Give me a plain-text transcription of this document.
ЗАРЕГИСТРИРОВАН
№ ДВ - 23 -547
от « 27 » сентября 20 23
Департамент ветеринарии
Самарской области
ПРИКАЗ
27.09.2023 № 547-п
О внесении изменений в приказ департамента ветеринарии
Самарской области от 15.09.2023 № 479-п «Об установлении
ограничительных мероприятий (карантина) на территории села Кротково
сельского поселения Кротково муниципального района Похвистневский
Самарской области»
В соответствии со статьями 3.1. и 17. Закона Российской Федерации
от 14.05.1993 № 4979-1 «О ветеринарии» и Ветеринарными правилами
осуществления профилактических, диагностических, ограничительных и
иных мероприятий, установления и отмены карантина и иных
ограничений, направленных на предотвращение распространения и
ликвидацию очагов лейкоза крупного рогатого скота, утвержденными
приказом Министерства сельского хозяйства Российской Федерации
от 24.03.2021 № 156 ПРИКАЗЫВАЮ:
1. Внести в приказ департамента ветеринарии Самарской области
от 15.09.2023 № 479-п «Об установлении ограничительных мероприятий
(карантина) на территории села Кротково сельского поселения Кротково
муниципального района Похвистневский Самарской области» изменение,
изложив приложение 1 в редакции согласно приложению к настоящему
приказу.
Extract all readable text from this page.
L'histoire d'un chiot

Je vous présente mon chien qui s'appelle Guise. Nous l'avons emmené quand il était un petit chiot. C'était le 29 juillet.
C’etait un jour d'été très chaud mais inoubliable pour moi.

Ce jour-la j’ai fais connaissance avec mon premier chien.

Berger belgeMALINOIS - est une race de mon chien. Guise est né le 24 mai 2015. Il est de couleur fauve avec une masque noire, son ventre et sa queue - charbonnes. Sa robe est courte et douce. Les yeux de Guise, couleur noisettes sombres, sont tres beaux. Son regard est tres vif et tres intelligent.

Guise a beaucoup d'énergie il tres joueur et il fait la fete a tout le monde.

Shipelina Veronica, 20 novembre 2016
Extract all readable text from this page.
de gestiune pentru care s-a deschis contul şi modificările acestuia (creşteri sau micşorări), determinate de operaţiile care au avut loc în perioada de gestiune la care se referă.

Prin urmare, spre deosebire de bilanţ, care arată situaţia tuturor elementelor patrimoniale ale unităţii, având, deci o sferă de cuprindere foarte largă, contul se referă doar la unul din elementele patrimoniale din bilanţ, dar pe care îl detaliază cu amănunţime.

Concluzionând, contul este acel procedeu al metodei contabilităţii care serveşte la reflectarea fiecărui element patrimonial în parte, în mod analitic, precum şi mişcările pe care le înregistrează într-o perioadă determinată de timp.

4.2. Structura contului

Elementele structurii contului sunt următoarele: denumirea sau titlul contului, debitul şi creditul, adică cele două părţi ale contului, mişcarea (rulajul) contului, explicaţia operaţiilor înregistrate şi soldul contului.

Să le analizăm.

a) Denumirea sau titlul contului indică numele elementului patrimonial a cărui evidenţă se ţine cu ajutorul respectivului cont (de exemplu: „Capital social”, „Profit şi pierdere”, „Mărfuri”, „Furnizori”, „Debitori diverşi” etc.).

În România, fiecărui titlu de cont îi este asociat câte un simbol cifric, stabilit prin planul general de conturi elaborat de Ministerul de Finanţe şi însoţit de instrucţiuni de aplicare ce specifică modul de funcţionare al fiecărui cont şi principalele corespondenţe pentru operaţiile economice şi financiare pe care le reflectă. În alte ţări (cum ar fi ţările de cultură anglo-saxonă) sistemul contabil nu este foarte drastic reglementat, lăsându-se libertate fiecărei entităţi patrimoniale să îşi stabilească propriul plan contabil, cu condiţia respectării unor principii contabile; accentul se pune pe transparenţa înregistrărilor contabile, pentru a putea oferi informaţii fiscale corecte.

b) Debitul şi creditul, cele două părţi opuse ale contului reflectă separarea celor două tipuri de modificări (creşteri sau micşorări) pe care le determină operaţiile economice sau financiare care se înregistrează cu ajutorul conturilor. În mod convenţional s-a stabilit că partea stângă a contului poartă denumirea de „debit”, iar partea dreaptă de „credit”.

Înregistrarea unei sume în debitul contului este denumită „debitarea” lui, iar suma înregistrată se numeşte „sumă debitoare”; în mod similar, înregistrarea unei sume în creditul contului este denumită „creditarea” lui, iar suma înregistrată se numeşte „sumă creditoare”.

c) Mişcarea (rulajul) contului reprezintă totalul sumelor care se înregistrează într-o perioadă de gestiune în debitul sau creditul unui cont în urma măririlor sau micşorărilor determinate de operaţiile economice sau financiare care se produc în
###
Written task
Using the listing above, locate the lines that hold "поселения" and copy each one.

Result of this exercise
сельского поселения Кротково муниципального района Похвистневский
(карантина) на территории села Кротково сельского поселения Кротково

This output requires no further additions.